= Task goal =
Repeat the entire listing exactly.

= Source material =
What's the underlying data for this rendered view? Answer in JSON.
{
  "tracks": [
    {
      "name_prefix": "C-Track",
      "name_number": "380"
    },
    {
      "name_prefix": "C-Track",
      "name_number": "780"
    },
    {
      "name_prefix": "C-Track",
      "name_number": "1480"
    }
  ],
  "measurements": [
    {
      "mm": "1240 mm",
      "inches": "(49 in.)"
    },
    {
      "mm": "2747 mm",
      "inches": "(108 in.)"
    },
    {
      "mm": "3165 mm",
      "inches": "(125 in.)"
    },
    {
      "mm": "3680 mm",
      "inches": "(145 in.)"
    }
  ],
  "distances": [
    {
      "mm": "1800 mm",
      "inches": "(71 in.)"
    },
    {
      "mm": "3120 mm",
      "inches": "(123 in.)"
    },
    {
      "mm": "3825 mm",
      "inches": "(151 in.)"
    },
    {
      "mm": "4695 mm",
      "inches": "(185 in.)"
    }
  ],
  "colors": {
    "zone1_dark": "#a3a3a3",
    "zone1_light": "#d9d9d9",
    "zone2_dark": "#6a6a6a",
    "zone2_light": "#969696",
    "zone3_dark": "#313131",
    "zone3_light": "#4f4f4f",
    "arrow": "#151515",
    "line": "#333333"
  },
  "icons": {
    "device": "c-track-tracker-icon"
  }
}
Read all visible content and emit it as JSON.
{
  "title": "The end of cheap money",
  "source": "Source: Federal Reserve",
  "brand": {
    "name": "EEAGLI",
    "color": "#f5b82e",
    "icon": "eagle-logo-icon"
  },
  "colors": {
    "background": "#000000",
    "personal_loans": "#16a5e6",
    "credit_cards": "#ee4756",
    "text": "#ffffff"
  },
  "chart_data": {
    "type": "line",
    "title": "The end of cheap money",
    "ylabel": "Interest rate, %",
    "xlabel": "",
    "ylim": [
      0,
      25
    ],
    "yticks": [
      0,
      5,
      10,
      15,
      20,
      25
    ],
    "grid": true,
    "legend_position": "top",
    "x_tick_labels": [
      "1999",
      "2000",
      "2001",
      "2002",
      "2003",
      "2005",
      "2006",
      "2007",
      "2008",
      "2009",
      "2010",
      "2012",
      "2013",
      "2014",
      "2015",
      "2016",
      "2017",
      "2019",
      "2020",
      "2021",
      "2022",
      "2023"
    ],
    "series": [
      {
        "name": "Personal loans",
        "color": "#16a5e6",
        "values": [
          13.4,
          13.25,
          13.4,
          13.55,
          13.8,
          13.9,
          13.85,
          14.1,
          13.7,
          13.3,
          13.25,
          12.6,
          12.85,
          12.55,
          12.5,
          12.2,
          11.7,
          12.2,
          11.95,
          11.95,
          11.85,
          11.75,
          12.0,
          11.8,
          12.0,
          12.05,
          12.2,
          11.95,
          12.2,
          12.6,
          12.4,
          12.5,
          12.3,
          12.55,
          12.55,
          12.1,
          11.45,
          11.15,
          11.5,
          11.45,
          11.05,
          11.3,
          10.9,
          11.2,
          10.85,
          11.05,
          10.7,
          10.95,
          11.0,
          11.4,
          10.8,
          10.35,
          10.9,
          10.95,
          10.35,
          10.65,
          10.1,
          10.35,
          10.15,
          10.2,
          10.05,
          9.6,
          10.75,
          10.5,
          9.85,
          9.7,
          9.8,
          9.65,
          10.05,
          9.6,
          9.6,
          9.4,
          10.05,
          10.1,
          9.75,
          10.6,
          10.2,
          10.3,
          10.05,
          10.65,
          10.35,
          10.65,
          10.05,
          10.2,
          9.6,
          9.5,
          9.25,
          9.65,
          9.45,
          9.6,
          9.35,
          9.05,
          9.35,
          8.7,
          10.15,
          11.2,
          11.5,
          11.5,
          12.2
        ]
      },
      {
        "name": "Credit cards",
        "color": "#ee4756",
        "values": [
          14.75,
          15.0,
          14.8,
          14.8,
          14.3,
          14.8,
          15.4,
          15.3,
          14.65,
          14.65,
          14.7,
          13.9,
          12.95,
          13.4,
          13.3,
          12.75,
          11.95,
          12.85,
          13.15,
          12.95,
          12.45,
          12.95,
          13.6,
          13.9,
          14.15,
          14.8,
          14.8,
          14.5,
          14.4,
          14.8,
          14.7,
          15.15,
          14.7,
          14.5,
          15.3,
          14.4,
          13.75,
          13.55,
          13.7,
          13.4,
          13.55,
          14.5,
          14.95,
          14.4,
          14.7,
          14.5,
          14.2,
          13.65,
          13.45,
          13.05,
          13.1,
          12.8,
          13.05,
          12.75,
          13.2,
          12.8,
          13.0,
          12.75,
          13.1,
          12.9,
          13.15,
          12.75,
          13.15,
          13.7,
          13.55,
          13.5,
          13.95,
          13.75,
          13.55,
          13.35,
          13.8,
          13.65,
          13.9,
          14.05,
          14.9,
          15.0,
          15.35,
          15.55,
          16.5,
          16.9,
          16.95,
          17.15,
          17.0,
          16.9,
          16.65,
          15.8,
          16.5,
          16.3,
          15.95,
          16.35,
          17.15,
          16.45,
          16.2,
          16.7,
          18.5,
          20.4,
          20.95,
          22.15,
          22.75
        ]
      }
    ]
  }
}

= Final result =
What's the underlying data for this rendered view? Answer in JSON.
{
  "tracks": [
    {
      "name_prefix": "C-Track",
      "name_number": "380"
    },
    {
      "name_prefix": "C-Track",
      "name_number": "780"
    },
    {
      "name_prefix": "C-Track",
      "name_number": "1480"
    }
  ],
  "measurements": [
    {
      "mm": "1240 mm",
      "inches": "(49 in.)"
    },
    {
      "mm": "2747 mm",
      "inches": "(108 in.)"
    },
    {
      "mm": "3165 mm",
      "inches": "(125 in.)"
    },
    {
      "mm": "3680 mm",
      "inches": "(145 in.)"
    }
  ],
  "distances": [
    {
      "mm": "1800 mm",
      "inches": "(71 in.)"
    },
    {
      "mm": "3120 mm",
      "inches": "(123 in.)"
    },
    {
      "mm": "3825 mm",
      "inches": "(151 in.)"
    },
    {
      "mm": "4695 mm",
      "inches": "(185 in.)"
    }
  ],
  "colors": {
    "zone1_dark": "#a3a3a3",
    "zone1_light": "#d9d9d9",
    "zone2_dark": "#6a6a6a",
    "zone2_light": "#969696",
    "zone3_dark": "#313131",
    "zone3_light": "#4f4f4f",
    "arrow": "#151515",
    "line": "#333333"
  },
  "icons": {
    "device": "c-track-tracker-icon"
  }
}
Read all visible content and emit it as JSON.
{
  "title": "The end of cheap money",
  "source": "Source: Federal Reserve",
  "brand": {
    "name": "EEAGLI",
    "color": "#f5b82e",
    "icon": "eagle-logo-icon"
  },
  "colors": {
    "background": "#000000",
    "personal_loans": "#16a5e6",
    "credit_cards": "#ee4756",
    "text": "#ffffff"
  },
  "chart_data": {
    "type": "line",
    "title": "The end of cheap money",
    "ylabel": "Interest rate, %",
    "xlabel": "",
    "ylim": [
      0,
      25
    ],
    "yticks": [
      0,
      5,
      10,
      15,
      20,
      25
    ],
    "grid": true,
    "legend_position": "top",
    "x_tick_labels": [
      "1999",
      "2000",
      "2001",
      "2002",
      "2003",
      "2005",
      "2006",
      "2007",
      "2008",
      "2009",
      "2010",
      "2012",
      "2013",
      "2014",
      "2015",
      "2016",
      "2017",
      "2019",
      "2020",
      "2021",
      "2022",
      "2023"
    ],
    "series": [
      {
        "name": "Personal loans",
        "color": "#16a5e6",
        "values": [
          13.4,
          13.25,
          13.4,
          13.55,
          13.8,
          13.9,
          13.85,
          14.1,
          13.7,
          13.3,
          13.25,
          12.6,
          12.85,
          12.55,
          12.5,
          12.2,
          11.7,
          12.2,
          11.95,
          11.95,
          11.85,
          11.75,
          12.0,
          11.8,
          12.0,
          12.05,
          12.2,
          11.95,
          12.2,
          12.6,
          12.4,
          12.5,
          12.3,
          12.55,
          12.55,
          12.1,
          11.45,
          11.15,
          11.5,
          11.45,
          11.05,
          11.3,
          10.9,
          11.2,
          10.85,
          11.05,
          10.7,
          10.95,
          11.0,
          11.4,
          10.8,
          10.35,
          10.9,
          10.95,
          10.35,
          10.65,
          10.1,
          10.35,
          10.15,
          10.2,
          10.05,
          9.6,
          10.75,
          10.5,
          9.85,
          9.7,
          9.8,
          9.65,
          10.05,
          9.6,
          9.6,
          9.4,
          10.05,
          10.1,
          9.75,
          10.6,
          10.2,
          10.3,
          10.05,
          10.65,
          10.35,
          10.65,
          10.05,
          10.2,
          9.6,
          9.5,
          9.25,
          9.65,
          9.45,
          9.6,
          9.35,
          9.05,
          9.35,
          8.7,
          10.15,
          11.2,
          11.5,
          11.5,
          12.2
        ]
      },
      {
        "name": "Credit cards",
        "color": "#ee4756",
        "values": [
          14.75,
          15.0,
          14.8,
          14.8,
          14.3,
          14.8,
          15.4,
          15.3,
          14.65,
          14.65,
          14.7,
          13.9,
          12.95,
          13.4,
          13.3,
          12.75,
          11.95,
          12.85,
          13.15,
          12.95,
          12.45,
          12.95,
          13.6,
          13.9,
          14.15,
          14.8,
          14.8,
          14.5,
          14.4,
          14.8,
          14.7,
          15.15,
          14.7,
          14.5,
          15.3,
          14.4,
          13.75,
          13.55,
          13.7,
          13.4,
          13.55,
          14.5,
          14.95,
          14.4,
          14.7,
          14.5,
          14.2,
          13.65,
          13.45,
          13.05,
          13.1,
          12.8,
          13.05,
          12.75,
          13.2,
          12.8,
          13.0,
          12.75,
          13.1,
          12.9,
          13.15,
          12.75,
          13.15,
          13.7,
          13.55,
          13.5,
          13.95,
          13.75,
          13.55,
          13.35,
          13.8,
          13.65,
          13.9,
          14.05,
          14.9,
          15.0,
          15.35,
          15.55,
          16.5,
          16.9,
          16.95,
          17.15,
          17.0,
          16.9,
          16.65,
          15.8,
          16.5,
          16.3,
          15.95,
          16.35,
          17.15,
          16.45,
          16.2,
          16.7,
          18.5,
          20.4,
          20.95,
          22.15,
          22.75
        ]
      }
    ]
  }
}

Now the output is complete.